** start of Task input **

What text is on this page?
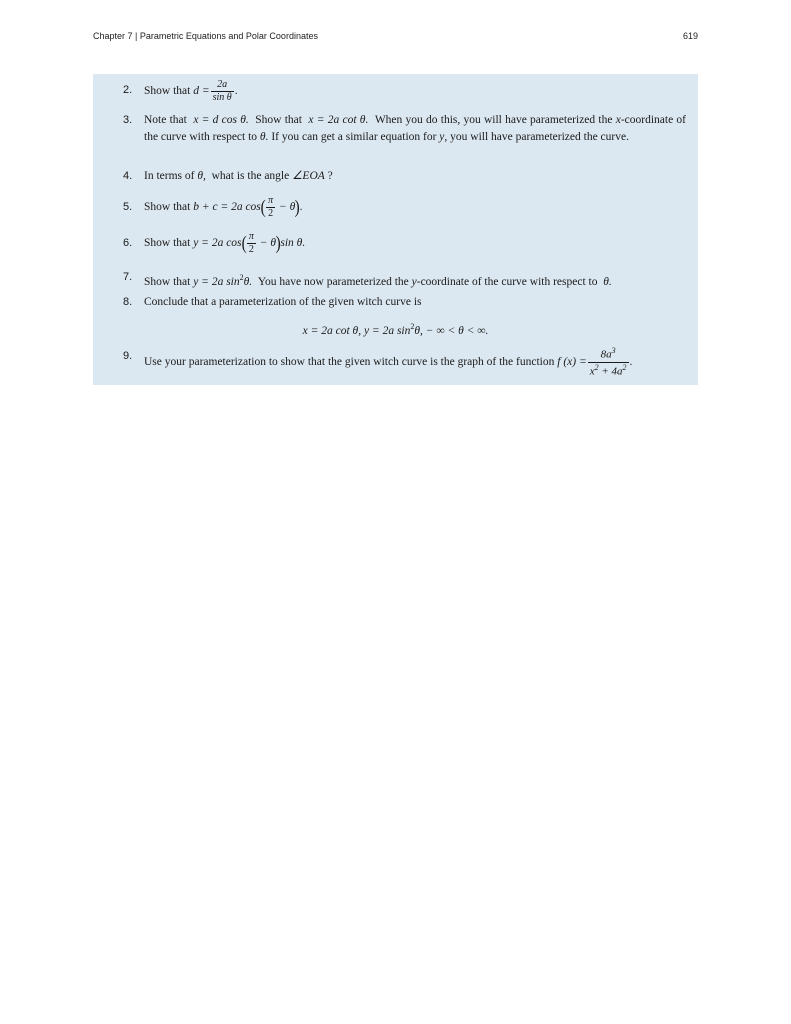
Chapter 7 | Parametric Equations and Polar Coordinates	619
2. Show that $d = \frac{2a}{\text{sin θ}}$ .
3. Note that x = d cos θ. Show that x = 2a cot θ. When you do this, you will have parameterized the x-coordinate of the curve with respect to θ. If you can get a similar equation for y, you will have parameterized the curve.
4. In terms of θ, what is the angle ∠EOA ?
5. Show that b + c = 2a $\cos( \frac{\pi}{2} - \theta)$.
6. Show that y = 2a $\cos( \frac{\pi}{2} - \theta)\sin$ θ.
7. Show that y = 2a $\sin^2\theta$. You have now parameterized the y-coordinate of the curve with respect to θ.
8. Conclude that a parameterization of the given witch curve is
x = 2a cot θ, y = 2a $\sin^2\theta$, − ∞ < θ < ∞.
9. Use your parameterization to show that the given witch curve is the graph of the function f $(x) = \frac{8a^3}{x^2 + 4a^2}$ .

** end of Task input **

- [Work to do] Copy the records exactly. Skip the pictures.

- [Written answer]
What text is on this page?
Chapter 7 | Parametric Equations and Polar Coordinates	619
2. Show that $d = \frac{2a}{\text{sin θ}}$ .
3. Note that x = d cos θ. Show that x = 2a cot θ. When you do this, you will have parameterized the x-coordinate of the curve with respect to θ. If you can get a similar equation for y, you will have parameterized the curve.
4. In terms of θ, what is the angle ∠EOA ?
5. Show that b + c = 2a $\cos( \frac{\pi}{2} - \theta)$.
6. Show that y = 2a $\cos( \frac{\pi}{2} - \theta)\sin$ θ.
7. Show that y = 2a $\sin^2\theta$. You have now parameterized the y-coordinate of the curve with respect to θ.
8. Conclude that a parameterization of the given witch curve is
x = 2a cot θ, y = 2a $\sin^2\theta$, − ∞ < θ < ∞.
9. Use your parameterization to show that the given witch curve is the graph of the function f $(x) = \frac{8a^3}{x^2 + 4a^2}$ .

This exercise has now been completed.